--- begin ---

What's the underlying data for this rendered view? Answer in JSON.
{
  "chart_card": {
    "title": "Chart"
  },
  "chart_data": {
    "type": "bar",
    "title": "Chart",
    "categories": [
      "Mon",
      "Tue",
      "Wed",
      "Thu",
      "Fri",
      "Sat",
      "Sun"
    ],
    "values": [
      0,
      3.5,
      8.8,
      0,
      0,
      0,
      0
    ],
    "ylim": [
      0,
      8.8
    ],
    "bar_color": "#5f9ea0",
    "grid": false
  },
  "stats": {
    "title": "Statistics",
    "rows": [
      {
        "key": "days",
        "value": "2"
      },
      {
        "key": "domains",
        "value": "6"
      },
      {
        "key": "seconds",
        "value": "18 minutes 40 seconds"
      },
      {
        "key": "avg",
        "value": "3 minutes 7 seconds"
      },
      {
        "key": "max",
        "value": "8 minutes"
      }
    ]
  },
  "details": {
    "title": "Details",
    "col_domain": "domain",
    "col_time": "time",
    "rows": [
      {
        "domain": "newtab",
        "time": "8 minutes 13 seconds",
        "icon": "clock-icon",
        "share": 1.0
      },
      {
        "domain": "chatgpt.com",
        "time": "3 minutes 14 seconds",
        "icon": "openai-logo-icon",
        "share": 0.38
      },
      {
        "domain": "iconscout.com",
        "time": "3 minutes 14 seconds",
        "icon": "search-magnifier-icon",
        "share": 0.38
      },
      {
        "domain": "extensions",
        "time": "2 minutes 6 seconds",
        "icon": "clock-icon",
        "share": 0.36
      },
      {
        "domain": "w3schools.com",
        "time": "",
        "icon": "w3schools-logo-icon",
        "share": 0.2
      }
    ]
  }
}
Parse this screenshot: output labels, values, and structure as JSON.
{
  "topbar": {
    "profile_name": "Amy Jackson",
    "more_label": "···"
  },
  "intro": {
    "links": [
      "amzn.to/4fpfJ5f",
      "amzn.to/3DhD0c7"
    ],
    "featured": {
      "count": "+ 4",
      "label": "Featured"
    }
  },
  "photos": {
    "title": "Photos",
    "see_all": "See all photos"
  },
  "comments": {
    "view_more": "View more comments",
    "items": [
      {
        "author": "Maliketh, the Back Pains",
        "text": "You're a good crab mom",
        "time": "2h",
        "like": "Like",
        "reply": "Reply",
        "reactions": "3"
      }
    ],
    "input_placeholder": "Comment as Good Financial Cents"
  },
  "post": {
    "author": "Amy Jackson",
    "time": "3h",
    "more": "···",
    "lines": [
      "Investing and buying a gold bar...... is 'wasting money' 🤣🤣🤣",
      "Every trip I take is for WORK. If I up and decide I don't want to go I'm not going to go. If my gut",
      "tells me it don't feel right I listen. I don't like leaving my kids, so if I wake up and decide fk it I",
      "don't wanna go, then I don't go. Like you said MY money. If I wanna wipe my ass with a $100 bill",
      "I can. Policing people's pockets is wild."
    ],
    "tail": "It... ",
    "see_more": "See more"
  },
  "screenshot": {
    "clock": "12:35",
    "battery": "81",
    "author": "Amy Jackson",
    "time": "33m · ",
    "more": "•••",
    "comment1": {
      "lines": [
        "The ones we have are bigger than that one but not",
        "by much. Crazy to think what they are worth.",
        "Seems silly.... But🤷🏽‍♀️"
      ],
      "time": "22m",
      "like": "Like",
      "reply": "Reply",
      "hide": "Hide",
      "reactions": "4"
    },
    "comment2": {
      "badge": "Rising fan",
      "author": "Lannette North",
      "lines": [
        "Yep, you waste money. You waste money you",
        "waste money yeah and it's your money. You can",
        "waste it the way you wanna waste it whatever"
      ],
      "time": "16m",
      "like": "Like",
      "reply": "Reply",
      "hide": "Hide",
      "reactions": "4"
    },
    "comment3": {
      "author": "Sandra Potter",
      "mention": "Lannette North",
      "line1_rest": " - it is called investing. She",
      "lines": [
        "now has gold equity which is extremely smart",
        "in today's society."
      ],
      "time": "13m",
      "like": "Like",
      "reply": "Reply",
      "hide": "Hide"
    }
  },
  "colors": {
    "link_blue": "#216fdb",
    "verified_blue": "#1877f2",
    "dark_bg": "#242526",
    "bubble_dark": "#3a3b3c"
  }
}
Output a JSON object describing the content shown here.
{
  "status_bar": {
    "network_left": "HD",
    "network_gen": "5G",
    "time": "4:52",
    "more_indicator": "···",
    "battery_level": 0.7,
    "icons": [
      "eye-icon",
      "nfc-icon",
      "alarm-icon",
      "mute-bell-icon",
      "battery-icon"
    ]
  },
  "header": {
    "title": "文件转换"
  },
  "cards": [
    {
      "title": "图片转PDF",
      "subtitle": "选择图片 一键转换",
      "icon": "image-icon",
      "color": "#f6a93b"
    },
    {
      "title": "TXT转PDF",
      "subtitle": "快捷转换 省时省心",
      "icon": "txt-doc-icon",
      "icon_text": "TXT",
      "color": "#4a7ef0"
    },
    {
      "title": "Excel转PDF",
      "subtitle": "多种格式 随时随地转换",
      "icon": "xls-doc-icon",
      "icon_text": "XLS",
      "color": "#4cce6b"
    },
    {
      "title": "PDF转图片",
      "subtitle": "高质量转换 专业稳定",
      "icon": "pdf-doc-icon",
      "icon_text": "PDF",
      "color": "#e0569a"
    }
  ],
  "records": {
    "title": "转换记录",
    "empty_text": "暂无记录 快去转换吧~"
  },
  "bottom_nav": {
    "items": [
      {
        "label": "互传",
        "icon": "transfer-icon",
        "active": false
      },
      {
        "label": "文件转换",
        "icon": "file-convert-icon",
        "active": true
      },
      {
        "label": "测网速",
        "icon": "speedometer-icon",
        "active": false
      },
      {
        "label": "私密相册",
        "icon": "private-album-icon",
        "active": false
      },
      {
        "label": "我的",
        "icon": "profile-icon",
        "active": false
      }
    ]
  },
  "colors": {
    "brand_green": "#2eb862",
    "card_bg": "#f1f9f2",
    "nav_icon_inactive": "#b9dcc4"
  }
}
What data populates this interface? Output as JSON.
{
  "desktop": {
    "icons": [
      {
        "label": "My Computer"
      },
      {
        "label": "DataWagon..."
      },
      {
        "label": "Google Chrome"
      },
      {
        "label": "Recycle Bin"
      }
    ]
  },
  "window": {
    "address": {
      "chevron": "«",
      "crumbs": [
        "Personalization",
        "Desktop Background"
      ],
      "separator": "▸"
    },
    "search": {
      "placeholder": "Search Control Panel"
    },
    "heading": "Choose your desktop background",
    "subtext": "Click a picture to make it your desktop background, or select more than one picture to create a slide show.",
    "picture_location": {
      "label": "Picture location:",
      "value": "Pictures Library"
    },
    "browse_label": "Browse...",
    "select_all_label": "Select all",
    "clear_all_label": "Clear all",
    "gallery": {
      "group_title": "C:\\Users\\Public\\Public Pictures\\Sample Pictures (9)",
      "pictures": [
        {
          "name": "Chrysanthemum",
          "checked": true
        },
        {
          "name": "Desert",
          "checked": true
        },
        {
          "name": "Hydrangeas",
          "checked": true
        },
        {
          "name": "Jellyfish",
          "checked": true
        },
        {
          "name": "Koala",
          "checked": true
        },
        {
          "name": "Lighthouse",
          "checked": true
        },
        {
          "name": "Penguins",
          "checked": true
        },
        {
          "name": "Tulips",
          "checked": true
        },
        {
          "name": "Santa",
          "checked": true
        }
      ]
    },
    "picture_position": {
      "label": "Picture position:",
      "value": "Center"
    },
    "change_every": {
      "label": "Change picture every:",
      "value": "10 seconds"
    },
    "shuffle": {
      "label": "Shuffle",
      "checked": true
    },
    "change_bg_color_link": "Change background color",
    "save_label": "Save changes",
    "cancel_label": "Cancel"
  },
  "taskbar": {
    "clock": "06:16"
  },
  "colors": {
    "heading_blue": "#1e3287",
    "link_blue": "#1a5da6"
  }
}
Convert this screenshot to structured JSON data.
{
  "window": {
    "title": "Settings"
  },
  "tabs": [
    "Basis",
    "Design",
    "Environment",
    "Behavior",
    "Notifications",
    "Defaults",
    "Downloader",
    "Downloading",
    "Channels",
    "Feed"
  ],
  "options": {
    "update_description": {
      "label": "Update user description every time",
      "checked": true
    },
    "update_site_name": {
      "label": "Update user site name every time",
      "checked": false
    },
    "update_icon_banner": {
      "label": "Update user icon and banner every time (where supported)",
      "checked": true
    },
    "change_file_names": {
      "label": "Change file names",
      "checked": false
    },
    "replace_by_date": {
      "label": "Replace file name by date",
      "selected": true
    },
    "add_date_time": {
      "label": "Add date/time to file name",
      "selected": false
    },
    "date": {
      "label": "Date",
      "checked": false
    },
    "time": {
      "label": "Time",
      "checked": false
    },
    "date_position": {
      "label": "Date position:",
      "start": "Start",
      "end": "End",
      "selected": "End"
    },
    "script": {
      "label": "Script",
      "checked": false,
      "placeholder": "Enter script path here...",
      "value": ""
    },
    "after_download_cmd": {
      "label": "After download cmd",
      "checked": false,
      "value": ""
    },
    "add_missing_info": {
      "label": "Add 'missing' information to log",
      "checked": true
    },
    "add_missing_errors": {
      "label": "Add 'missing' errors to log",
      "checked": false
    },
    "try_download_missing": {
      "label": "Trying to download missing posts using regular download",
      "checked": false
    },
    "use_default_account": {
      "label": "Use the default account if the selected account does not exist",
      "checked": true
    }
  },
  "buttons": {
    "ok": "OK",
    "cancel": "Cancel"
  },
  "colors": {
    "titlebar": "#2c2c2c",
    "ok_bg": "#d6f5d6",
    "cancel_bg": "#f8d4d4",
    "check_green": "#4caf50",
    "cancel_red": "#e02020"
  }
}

--- end ---

- _What needs to be done_
State how many lines include the string "Lannette". Give no other information.

- _Response_
2